>> BEGIN Stored data

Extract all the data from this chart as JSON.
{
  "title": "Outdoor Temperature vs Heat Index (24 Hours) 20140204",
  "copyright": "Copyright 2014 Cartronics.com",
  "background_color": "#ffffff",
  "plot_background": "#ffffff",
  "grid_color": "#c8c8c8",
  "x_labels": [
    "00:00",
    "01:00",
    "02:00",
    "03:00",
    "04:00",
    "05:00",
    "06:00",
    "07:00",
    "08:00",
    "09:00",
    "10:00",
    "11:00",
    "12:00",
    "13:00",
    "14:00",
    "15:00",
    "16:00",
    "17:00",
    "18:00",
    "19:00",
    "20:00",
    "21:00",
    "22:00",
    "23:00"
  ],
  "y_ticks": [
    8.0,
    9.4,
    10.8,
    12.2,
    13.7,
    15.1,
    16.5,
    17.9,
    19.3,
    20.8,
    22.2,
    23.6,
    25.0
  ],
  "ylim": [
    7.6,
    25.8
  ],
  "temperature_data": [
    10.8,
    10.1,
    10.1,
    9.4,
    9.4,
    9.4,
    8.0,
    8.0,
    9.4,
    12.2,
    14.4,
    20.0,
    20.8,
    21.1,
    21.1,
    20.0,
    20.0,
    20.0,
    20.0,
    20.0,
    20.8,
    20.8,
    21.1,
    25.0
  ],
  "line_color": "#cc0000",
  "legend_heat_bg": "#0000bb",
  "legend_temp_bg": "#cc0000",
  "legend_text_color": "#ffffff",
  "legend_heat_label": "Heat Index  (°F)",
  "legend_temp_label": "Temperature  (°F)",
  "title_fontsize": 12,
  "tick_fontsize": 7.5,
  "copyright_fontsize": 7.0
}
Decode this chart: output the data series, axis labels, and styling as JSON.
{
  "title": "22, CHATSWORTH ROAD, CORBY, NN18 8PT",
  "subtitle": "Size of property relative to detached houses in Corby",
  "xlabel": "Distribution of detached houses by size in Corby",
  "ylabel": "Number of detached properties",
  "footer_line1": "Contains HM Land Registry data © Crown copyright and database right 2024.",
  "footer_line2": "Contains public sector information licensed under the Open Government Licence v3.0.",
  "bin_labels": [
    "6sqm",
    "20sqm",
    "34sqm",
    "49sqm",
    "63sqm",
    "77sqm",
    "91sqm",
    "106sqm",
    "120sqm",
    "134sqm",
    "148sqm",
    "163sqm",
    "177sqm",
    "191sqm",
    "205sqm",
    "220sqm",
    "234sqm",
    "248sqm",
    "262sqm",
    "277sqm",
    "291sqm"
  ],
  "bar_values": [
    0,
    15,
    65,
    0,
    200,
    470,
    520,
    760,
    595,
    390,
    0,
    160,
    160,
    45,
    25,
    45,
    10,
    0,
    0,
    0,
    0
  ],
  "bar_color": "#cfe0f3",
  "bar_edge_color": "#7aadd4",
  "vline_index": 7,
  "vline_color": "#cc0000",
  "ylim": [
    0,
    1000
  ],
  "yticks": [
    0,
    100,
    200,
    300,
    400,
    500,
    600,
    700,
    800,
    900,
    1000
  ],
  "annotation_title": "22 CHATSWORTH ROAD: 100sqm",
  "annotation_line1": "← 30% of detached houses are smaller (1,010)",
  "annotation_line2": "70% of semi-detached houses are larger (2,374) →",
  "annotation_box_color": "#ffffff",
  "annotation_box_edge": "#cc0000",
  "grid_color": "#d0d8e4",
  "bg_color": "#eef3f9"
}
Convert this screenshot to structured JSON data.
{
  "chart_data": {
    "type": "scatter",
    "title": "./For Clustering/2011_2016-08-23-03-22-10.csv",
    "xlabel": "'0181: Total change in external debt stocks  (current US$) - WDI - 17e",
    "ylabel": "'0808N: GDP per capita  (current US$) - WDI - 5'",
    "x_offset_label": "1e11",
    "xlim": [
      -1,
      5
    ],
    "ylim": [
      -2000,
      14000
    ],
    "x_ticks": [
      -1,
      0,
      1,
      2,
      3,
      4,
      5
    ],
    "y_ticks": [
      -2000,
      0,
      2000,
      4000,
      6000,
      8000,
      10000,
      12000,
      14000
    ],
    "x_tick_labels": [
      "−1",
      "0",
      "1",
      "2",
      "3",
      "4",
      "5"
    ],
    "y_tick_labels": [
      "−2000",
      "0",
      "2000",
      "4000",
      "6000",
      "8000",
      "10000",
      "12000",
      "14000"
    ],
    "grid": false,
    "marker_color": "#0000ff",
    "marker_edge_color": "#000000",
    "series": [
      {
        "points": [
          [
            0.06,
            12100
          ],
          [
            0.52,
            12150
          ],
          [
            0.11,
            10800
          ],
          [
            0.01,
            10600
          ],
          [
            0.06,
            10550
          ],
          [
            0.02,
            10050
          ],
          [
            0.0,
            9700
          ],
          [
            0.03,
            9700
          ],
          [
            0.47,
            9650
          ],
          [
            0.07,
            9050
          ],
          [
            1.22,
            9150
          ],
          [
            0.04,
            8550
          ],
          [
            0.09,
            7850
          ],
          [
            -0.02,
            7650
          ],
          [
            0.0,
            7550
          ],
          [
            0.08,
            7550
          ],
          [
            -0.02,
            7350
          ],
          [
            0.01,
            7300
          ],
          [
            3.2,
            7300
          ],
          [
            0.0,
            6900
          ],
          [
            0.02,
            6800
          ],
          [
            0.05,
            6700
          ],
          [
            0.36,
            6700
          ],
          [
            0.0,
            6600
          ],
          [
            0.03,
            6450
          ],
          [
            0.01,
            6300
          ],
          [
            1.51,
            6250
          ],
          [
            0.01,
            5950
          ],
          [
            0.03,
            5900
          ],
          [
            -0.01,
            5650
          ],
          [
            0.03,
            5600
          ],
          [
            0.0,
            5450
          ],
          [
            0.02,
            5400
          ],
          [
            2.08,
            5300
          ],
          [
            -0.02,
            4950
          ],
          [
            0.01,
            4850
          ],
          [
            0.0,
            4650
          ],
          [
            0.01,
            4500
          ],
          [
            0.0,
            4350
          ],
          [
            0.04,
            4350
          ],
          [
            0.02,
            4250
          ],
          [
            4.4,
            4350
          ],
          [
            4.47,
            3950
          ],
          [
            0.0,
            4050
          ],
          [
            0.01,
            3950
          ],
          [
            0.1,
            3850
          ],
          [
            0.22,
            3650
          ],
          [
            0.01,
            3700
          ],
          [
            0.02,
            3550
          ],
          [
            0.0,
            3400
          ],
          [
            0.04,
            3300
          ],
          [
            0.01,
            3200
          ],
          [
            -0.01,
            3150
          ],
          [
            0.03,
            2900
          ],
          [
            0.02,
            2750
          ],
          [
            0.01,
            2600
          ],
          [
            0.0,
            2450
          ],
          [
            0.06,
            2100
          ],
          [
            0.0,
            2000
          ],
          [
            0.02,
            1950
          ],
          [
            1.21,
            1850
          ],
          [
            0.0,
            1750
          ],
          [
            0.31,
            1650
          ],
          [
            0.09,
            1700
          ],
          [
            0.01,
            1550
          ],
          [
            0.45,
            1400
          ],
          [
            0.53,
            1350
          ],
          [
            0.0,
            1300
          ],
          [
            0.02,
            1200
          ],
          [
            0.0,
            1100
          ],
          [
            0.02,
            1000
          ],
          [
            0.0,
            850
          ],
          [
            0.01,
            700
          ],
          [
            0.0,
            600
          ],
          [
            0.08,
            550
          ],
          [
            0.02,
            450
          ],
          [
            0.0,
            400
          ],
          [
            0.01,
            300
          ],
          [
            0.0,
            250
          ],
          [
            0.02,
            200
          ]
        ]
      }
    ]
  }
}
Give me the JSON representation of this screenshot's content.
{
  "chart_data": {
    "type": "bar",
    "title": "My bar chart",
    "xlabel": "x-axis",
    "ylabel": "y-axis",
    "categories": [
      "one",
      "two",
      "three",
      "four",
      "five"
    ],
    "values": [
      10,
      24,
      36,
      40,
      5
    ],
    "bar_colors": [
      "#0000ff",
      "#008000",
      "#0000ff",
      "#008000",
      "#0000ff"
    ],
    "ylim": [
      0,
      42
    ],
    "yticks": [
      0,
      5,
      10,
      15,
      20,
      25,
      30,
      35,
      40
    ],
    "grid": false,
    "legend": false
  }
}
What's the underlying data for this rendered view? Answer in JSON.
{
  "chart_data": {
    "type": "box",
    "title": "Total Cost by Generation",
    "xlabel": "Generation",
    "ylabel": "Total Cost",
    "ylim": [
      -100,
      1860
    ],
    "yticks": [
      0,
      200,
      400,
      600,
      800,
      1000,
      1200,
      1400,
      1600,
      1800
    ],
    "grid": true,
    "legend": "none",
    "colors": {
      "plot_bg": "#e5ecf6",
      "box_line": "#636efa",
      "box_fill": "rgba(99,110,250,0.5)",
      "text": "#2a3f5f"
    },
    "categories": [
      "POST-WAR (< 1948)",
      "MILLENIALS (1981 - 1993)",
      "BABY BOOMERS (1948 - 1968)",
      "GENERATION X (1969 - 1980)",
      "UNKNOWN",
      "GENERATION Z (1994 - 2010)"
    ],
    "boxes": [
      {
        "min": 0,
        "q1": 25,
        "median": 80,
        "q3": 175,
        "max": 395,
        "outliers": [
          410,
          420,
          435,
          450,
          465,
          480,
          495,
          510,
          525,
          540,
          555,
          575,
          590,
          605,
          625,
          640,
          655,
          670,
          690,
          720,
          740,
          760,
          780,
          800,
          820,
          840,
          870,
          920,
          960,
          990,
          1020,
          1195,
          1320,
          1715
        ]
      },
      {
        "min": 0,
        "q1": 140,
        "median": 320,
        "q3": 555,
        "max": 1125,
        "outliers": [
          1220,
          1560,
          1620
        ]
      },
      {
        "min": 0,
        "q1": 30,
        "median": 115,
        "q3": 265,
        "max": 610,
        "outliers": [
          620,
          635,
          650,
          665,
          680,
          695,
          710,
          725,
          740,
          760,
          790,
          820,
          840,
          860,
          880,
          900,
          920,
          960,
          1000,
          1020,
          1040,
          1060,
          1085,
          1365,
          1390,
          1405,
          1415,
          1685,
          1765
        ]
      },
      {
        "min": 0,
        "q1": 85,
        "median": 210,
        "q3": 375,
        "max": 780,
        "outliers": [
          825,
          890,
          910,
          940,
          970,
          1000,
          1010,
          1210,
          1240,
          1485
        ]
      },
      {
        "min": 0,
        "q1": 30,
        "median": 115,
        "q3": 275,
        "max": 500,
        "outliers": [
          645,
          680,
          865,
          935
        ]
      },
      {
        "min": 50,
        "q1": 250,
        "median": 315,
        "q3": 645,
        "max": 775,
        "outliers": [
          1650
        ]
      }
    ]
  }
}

>> END Stored data

[Required task]
How many lines in the data contain the string "houses"? Respond with the number only.

[Solved exercise]
4